Exercise goal: Output every line below without omitting or altering anything.
[start Data shown]
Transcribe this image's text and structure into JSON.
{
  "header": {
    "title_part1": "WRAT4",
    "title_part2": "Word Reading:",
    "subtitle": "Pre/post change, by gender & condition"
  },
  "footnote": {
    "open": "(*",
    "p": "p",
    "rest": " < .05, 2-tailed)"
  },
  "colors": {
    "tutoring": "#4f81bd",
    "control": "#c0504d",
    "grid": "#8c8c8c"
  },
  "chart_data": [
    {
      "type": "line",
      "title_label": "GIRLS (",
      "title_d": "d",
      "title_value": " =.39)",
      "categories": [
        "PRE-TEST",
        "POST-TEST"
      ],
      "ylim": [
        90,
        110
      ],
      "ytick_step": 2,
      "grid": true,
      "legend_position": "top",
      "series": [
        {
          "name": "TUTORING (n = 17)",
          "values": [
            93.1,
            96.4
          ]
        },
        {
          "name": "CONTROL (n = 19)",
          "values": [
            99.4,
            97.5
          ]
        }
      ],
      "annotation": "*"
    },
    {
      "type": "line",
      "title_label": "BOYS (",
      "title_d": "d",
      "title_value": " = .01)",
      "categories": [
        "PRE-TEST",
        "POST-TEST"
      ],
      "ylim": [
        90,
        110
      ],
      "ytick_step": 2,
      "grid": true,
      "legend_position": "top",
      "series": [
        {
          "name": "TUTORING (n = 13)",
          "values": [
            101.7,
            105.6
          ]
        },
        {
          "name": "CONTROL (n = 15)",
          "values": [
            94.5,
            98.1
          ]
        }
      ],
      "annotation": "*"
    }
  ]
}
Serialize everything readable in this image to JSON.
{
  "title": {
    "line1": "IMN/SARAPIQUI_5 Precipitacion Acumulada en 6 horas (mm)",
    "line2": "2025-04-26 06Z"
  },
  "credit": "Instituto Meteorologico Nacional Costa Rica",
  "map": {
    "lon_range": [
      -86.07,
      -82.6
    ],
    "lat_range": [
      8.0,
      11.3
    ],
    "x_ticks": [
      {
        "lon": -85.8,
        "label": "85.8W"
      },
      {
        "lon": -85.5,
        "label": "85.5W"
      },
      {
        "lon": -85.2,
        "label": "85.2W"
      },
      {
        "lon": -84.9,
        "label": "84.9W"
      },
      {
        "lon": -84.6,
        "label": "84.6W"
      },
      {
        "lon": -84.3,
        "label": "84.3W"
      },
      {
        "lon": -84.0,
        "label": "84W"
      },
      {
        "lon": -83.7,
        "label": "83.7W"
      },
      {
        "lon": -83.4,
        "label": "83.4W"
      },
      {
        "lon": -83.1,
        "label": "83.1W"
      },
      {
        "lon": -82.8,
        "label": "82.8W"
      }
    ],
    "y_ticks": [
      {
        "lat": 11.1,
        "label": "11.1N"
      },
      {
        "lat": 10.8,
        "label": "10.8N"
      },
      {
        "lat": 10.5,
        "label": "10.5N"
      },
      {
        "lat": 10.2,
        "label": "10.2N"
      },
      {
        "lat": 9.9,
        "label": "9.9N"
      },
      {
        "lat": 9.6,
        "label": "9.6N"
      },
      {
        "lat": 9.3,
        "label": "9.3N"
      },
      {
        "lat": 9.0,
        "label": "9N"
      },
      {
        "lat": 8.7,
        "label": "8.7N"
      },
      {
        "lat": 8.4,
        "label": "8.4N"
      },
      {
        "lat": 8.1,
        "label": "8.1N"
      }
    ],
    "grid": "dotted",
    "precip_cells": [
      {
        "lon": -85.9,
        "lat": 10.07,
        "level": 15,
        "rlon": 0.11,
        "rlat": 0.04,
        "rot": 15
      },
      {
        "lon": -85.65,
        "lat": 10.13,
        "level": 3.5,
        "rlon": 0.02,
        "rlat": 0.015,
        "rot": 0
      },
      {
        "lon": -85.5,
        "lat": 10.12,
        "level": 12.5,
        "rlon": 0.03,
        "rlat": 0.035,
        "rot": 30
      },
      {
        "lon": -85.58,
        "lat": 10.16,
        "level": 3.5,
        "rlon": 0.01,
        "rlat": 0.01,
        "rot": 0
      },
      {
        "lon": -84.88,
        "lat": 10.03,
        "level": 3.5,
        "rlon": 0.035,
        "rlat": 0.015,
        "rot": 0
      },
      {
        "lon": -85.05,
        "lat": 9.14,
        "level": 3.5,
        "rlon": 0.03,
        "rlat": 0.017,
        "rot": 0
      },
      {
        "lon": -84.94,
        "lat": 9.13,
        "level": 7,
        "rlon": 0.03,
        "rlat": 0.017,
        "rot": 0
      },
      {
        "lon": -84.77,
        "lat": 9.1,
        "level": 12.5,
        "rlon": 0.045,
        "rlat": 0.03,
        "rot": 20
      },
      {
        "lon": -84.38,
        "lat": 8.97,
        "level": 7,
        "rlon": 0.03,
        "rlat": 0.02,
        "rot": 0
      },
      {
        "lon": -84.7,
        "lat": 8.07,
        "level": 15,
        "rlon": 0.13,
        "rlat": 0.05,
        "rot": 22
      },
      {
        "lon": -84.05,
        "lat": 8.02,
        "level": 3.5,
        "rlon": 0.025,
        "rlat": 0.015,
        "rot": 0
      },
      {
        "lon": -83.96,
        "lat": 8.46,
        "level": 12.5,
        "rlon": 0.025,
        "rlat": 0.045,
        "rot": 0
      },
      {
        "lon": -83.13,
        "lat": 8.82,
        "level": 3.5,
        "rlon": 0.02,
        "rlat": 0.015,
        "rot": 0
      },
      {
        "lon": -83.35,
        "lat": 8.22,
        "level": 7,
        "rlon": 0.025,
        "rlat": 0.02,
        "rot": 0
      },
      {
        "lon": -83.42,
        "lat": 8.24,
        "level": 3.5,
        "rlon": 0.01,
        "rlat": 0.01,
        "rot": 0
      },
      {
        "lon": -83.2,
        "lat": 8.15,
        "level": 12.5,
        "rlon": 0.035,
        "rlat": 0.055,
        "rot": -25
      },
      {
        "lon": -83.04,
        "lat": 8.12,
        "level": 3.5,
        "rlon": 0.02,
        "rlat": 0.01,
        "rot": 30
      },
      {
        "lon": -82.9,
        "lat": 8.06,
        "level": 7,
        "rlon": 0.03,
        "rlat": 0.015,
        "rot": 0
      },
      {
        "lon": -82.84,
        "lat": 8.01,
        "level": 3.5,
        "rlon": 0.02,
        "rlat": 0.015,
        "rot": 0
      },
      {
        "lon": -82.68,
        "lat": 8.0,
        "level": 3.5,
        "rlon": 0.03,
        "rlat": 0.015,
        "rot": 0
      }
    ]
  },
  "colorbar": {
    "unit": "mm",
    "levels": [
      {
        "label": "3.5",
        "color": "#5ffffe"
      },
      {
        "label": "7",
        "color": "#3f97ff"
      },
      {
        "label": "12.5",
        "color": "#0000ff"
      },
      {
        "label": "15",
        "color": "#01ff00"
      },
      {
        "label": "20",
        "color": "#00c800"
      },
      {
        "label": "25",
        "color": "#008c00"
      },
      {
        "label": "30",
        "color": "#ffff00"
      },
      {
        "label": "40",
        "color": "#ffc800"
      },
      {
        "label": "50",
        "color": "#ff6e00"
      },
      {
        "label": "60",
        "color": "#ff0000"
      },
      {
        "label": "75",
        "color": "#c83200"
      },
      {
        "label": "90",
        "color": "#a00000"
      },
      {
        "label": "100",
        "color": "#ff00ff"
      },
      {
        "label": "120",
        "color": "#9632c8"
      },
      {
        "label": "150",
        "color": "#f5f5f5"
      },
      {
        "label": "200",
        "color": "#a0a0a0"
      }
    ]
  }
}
[end Data shown]
Worked answer:
Transcribe this image's text and structure into JSON.
{
  "header": {
    "title_part1": "WRAT4",
    "title_part2": "Word Reading:",
    "subtitle": "Pre/post change, by gender & condition"
  },
  "footnote": {
    "open": "(*",
    "p": "p",
    "rest": " < .05, 2-tailed)"
  },
  "colors": {
    "tutoring": "#4f81bd",
    "control": "#c0504d",
    "grid": "#8c8c8c"
  },
  "chart_data": [
    {
      "type": "line",
      "title_label": "GIRLS (",
      "title_d": "d",
      "title_value": " =.39)",
      "categories": [
        "PRE-TEST",
        "POST-TEST"
      ],
      "ylim": [
        90,
        110
      ],
      "ytick_step": 2,
      "grid": true,
      "legend_position": "top",
      "series": [
        {
          "name": "TUTORING (n = 17)",
          "values": [
            93.1,
            96.4
          ]
        },
        {
          "name": "CONTROL (n = 19)",
          "values": [
            99.4,
            97.5
          ]
        }
      ],
      "annotation": "*"
    },
    {
      "type": "line",
      "title_label": "BOYS (",
      "title_d": "d",
      "title_value": " = .01)",
      "categories": [
        "PRE-TEST",
        "POST-TEST"
      ],
      "ylim": [
        90,
        110
      ],
      "ytick_step": 2,
      "grid": true,
      "legend_position": "top",
      "series": [
        {
          "name": "TUTORING (n = 13)",
          "values": [
            101.7,
            105.6
          ]
        },
        {
          "name": "CONTROL (n = 15)",
          "values": [
            94.5,
            98.1
          ]
        }
      ],
      "annotation": "*"
    }
  ]
}
Serialize everything readable in this image to JSON.
{
  "title": {
    "line1": "IMN/SARAPIQUI_5 Precipitacion Acumulada en 6 horas (mm)",
    "line2": "2025-04-26 06Z"
  },
  "credit": "Instituto Meteorologico Nacional Costa Rica",
  "map": {
    "lon_range": [
      -86.07,
      -82.6
    ],
    "lat_range": [
      8.0,
      11.3
    ],
    "x_ticks": [
      {
        "lon": -85.8,
        "label": "85.8W"
      },
      {
        "lon": -85.5,
        "label": "85.5W"
      },
      {
        "lon": -85.2,
        "label": "85.2W"
      },
      {
        "lon": -84.9,
        "label": "84.9W"
      },
      {
        "lon": -84.6,
        "label": "84.6W"
      },
      {
        "lon": -84.3,
        "label": "84.3W"
      },
      {
        "lon": -84.0,
        "label": "84W"
      },
      {
        "lon": -83.7,
        "label": "83.7W"
      },
      {
        "lon": -83.4,
        "label": "83.4W"
      },
      {
        "lon": -83.1,
        "label": "83.1W"
      },
      {
        "lon": -82.8,
        "label": "82.8W"
      }
    ],
    "y_ticks": [
      {
        "lat": 11.1,
        "label": "11.1N"
      },
      {
        "lat": 10.8,
        "label": "10.8N"
      },
      {
        "lat": 10.5,
        "label": "10.5N"
      },
      {
        "lat": 10.2,
        "label": "10.2N"
      },
      {
        "lat": 9.9,
        "label": "9.9N"
      },
      {
        "lat": 9.6,
        "label": "9.6N"
      },
      {
        "lat": 9.3,
        "label": "9.3N"
      },
      {
        "lat": 9.0,
        "label": "9N"
      },
      {
        "lat": 8.7,
        "label": "8.7N"
      },
      {
        "lat": 8.4,
        "label": "8.4N"
      },
      {
        "lat": 8.1,
        "label": "8.1N"
      }
    ],
    "grid": "dotted",
    "precip_cells": [
      {
        "lon": -85.9,
        "lat": 10.07,
        "level": 15,
        "rlon": 0.11,
        "rlat": 0.04,
        "rot": 15
      },
      {
        "lon": -85.65,
        "lat": 10.13,
        "level": 3.5,
        "rlon": 0.02,
        "rlat": 0.015,
        "rot": 0
      },
      {
        "lon": -85.5,
        "lat": 10.12,
        "level": 12.5,
        "rlon": 0.03,
        "rlat": 0.035,
        "rot": 30
      },
      {
        "lon": -85.58,
        "lat": 10.16,
        "level": 3.5,
        "rlon": 0.01,
        "rlat": 0.01,
        "rot": 0
      },
      {
        "lon": -84.88,
        "lat": 10.03,
        "level": 3.5,
        "rlon": 0.035,
        "rlat": 0.015,
        "rot": 0
      },
      {
        "lon": -85.05,
        "lat": 9.14,
        "level": 3.5,
        "rlon": 0.03,
        "rlat": 0.017,
        "rot": 0
      },
      {
        "lon": -84.94,
        "lat": 9.13,
        "level": 7,
        "rlon": 0.03,
        "rlat": 0.017,
        "rot": 0
      },
      {
        "lon": -84.77,
        "lat": 9.1,
        "level": 12.5,
        "rlon": 0.045,
        "rlat": 0.03,
        "rot": 20
      },
      {
        "lon": -84.38,
        "lat": 8.97,
        "level": 7,
        "rlon": 0.03,
        "rlat": 0.02,
        "rot": 0
      },
      {
        "lon": -84.7,
        "lat": 8.07,
        "level": 15,
        "rlon": 0.13,
        "rlat": 0.05,
        "rot": 22
      },
      {
        "lon": -84.05,
        "lat": 8.02,
        "level": 3.5,
        "rlon": 0.025,
        "rlat": 0.015,
        "rot": 0
      },
      {
        "lon": -83.96,
        "lat": 8.46,
        "level": 12.5,
        "rlon": 0.025,
        "rlat": 0.045,
        "rot": 0
      },
      {
        "lon": -83.13,
        "lat": 8.82,
        "level": 3.5,
        "rlon": 0.02,
        "rlat": 0.015,
        "rot": 0
      },
      {
        "lon": -83.35,
        "lat": 8.22,
        "level": 7,
        "rlon": 0.025,
        "rlat": 0.02,
        "rot": 0
      },
      {
        "lon": -83.42,
        "lat": 8.24,
        "level": 3.5,
        "rlon": 0.01,
        "rlat": 0.01,
        "rot": 0
      },
      {
        "lon": -83.2,
        "lat": 8.15,
        "level": 12.5,
        "rlon": 0.035,
        "rlat": 0.055,
        "rot": -25
      },
      {
        "lon": -83.04,
        "lat": 8.12,
        "level": 3.5,
        "rlon": 0.02,
        "rlat": 0.01,
        "rot": 30
      },
      {
        "lon": -82.9,
        "lat": 8.06,
        "level": 7,
        "rlon": 0.03,
        "rlat": 0.015,
        "rot": 0
      },
      {
        "lon": -82.84,
        "lat": 8.01,
        "level": 3.5,
        "rlon": 0.02,
        "rlat": 0.015,
        "rot": 0
      },
      {
        "lon": -82.68,
        "lat": 8.0,
        "level": 3.5,
        "rlon": 0.03,
        "rlat": 0.015,
        "rot": 0
      }
    ]
  },
  "colorbar": {
    "unit": "mm",
    "levels": [
      {
        "label": "3.5",
        "color": "#5ffffe"
      },
      {
        "label": "7",
        "color": "#3f97ff"
      },
      {
        "label": "12.5",
        "color": "#0000ff"
      },
      {
        "label": "15",
        "color": "#01ff00"
      },
      {
        "label": "20",
        "color": "#00c800"
      },
      {
        "label": "25",
        "color": "#008c00"
      },
      {
        "label": "30",
        "color": "#ffff00"
      },
      {
        "label": "40",
        "color": "#ffc800"
      },
      {
        "label": "50",
        "color": "#ff6e00"
      },
      {
        "label": "60",
        "color": "#ff0000"
      },
      {
        "label": "75",
        "color": "#c83200"
      },
      {
        "label": "90",
        "color": "#a00000"
      },
      {
        "label": "100",
        "color": "#ff00ff"
      },
      {
        "label": "120",
        "color": "#9632c8"
      },
      {
        "label": "150",
        "color": "#f5f5f5"
      },
      {
        "label": "200",
        "color": "#a0a0a0"
      }
    ]
  }
}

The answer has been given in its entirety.